__Gestellte Aufgabe 1__
Laut dem Text zum Business Improvement District: Welcher Anteil der Eigentümer muss zustimmen, damit ein BID bewilligt wird?
__Gestellte Aufgabe 2__
Gib aus dem Text zum Business Improvement District den Abschnitt wortgetreu wieder, der mit den Worten „Menzel sagt, in“ anfängt und mit „die Koordination drauf.“ aufhört.

__Seitentext__

########

Doch zur Abwechslung geht es diesmal nicht um Verdrängungs- und
Gentrifizierungsängste, sondern um einen Konflikt zwischen den
Grundeigentümern: Die streiten sich um eine fürs kommende Jahr geplante
Neuauflage des Business Improvement Districts (BID) – ein Bündnis von
Gewerbetreibenden, die gemeinsam in einen Topf für Strukturmaßnahmen
zahlen. So jedenfalls stellen es die BID-Initiatoren dar. Grundeigentümer
wie Frank Menzel hingegen sprechen von „Zwangsabgaben“ und „maximal
intransparenter Verteilung“.
Menzel und andere beklagen insbesondere die aus ihrer Sicht undemokratische
Entscheidungsfindung: Für die Bewilligung eines BIDs ist die Zustimmung von
15 Prozent der Eigentümer erforderlich, während für ein Veto 33 Prozent zu
mobilisieren sind. Umstritten war bereits der 2014 ausgelaufene Vorgänger.
Menzel sagt, in den fünf Jahren Laufzeit hätten alle dafür gezahlt, dass
einer Minderheit die Haus-Fassaden mit Kunst-Graffiti verziert wurden. Auch
gehe zu viel Geld für die Koordination drauf.

########

__Bereitgestellte Zeilen__

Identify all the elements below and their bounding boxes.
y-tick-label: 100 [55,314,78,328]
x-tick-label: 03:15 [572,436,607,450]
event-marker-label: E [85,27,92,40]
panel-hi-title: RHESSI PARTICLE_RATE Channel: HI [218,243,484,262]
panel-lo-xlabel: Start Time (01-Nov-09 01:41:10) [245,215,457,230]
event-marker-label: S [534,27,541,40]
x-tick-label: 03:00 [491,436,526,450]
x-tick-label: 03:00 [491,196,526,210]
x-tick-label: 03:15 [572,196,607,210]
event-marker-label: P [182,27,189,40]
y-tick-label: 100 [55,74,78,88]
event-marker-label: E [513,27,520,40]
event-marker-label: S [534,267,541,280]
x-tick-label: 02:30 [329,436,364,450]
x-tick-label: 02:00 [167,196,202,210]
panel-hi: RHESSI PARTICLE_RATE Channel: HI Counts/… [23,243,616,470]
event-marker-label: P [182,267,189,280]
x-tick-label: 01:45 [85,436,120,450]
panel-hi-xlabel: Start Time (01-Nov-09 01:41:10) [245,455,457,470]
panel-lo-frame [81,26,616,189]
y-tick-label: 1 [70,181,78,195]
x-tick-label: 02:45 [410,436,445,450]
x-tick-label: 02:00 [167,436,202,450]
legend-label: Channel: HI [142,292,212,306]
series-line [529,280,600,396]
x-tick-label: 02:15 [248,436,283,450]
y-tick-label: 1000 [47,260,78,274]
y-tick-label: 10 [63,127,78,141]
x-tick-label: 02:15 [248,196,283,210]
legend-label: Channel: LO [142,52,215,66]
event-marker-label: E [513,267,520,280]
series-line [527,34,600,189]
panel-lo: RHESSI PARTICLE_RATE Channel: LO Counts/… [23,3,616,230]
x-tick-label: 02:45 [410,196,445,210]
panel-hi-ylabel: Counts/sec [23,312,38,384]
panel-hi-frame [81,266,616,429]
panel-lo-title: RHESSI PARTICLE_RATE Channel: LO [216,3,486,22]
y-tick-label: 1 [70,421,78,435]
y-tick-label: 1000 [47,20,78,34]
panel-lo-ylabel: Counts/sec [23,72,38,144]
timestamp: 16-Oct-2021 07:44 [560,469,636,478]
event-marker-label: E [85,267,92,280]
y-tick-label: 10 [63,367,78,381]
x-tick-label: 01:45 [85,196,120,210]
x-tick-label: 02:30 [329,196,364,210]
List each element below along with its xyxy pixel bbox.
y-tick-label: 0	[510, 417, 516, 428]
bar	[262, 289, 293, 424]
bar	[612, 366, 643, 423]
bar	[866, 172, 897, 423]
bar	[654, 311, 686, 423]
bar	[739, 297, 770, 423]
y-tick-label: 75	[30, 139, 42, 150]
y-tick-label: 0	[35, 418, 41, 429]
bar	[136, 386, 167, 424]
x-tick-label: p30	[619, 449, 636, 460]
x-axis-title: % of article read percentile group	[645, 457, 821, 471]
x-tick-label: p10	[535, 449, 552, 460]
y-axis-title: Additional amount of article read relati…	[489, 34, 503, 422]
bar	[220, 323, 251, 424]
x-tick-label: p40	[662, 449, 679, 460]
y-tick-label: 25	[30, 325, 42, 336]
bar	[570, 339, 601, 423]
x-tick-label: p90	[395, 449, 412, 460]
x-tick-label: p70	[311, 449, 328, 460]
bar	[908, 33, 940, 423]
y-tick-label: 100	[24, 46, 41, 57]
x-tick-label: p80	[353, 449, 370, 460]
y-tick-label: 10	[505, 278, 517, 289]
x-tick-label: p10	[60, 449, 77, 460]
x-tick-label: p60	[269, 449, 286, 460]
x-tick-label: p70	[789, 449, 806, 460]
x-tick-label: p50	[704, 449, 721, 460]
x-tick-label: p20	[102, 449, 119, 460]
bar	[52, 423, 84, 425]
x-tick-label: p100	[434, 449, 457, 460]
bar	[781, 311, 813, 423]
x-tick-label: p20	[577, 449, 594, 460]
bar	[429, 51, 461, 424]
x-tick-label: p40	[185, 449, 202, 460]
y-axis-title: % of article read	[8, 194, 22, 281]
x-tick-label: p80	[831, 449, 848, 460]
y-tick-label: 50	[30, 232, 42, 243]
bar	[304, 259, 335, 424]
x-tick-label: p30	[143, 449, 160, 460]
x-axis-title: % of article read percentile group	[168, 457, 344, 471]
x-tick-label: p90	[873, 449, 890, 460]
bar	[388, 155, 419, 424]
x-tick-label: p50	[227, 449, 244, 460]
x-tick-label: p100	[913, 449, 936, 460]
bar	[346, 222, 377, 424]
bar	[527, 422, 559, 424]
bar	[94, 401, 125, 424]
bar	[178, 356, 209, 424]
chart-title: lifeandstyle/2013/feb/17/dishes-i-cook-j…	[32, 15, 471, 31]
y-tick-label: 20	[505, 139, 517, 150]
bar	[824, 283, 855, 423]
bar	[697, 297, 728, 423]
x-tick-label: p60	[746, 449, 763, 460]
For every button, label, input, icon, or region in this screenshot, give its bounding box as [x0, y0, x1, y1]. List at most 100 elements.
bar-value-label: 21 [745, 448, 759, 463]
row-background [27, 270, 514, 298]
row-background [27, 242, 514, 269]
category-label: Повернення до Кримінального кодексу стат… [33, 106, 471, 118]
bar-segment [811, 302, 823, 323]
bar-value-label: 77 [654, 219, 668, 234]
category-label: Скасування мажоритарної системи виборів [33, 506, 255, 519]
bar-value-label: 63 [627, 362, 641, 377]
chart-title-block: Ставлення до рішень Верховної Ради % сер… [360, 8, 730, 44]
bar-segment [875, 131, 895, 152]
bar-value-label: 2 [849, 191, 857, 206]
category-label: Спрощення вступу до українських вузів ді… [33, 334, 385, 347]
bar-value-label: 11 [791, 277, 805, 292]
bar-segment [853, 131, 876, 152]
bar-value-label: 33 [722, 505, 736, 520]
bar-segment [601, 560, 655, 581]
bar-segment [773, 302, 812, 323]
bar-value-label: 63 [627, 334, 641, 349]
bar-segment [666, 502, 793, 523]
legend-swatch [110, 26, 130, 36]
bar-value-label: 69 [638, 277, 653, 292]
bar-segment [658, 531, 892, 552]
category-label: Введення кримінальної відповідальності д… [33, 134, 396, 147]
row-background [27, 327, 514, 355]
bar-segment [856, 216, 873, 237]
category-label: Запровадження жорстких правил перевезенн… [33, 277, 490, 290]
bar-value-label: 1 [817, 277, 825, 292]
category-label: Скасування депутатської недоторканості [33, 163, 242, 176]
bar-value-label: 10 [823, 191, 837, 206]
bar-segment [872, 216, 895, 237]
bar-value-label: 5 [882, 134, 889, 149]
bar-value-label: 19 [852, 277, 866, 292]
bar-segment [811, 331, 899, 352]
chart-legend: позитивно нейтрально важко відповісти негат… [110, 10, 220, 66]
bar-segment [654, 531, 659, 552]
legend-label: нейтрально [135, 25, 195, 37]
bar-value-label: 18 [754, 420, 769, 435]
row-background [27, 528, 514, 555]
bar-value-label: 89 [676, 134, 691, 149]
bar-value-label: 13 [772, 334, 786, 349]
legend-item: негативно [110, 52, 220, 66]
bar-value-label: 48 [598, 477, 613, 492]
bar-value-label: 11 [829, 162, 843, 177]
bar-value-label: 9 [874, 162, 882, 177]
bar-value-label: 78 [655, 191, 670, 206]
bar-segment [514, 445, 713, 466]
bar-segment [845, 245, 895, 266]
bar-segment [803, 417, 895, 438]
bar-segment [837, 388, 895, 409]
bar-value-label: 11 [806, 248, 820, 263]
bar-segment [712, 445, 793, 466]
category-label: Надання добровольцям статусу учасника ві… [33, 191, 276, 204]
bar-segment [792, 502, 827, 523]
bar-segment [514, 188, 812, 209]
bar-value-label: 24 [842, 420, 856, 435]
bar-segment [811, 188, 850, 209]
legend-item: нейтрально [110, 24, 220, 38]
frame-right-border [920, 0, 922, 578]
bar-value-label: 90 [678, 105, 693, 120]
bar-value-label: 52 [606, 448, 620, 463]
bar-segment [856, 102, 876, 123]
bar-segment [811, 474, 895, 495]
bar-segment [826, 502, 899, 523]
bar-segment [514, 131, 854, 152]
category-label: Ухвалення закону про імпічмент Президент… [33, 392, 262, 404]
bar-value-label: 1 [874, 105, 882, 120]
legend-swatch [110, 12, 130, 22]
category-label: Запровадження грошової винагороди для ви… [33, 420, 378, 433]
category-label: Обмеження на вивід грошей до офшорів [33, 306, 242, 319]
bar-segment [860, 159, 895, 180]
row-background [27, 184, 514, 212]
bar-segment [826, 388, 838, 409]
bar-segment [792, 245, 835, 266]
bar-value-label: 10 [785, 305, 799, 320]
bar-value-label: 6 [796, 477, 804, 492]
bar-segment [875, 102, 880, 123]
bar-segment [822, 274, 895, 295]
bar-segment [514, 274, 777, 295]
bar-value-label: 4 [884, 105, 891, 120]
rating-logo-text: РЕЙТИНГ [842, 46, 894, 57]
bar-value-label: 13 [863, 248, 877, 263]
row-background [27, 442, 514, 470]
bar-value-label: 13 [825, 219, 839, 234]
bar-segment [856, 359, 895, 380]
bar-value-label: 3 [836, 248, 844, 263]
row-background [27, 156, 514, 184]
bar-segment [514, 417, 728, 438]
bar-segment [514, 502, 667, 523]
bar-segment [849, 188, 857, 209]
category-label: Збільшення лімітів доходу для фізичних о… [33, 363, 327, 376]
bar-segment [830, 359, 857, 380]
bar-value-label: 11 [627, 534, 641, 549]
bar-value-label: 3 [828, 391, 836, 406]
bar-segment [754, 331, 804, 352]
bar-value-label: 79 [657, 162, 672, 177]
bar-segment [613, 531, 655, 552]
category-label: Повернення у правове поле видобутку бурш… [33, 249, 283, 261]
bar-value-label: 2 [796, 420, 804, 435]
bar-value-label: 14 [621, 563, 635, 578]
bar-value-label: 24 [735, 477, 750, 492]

########

__Schriftliche Antwort 1__
15 Prozent der Eigentümer.

__Schriftliche Antwort 2__
Menzel sagt, in den fünf Jahren Laufzeit hätten alle dafür gezahlt, dass
einer Minderheit die Haus-Fassaden mit Kunst-Graffiti verziert wurden. Auch
gehe zu viel Geld für die Koordination drauf.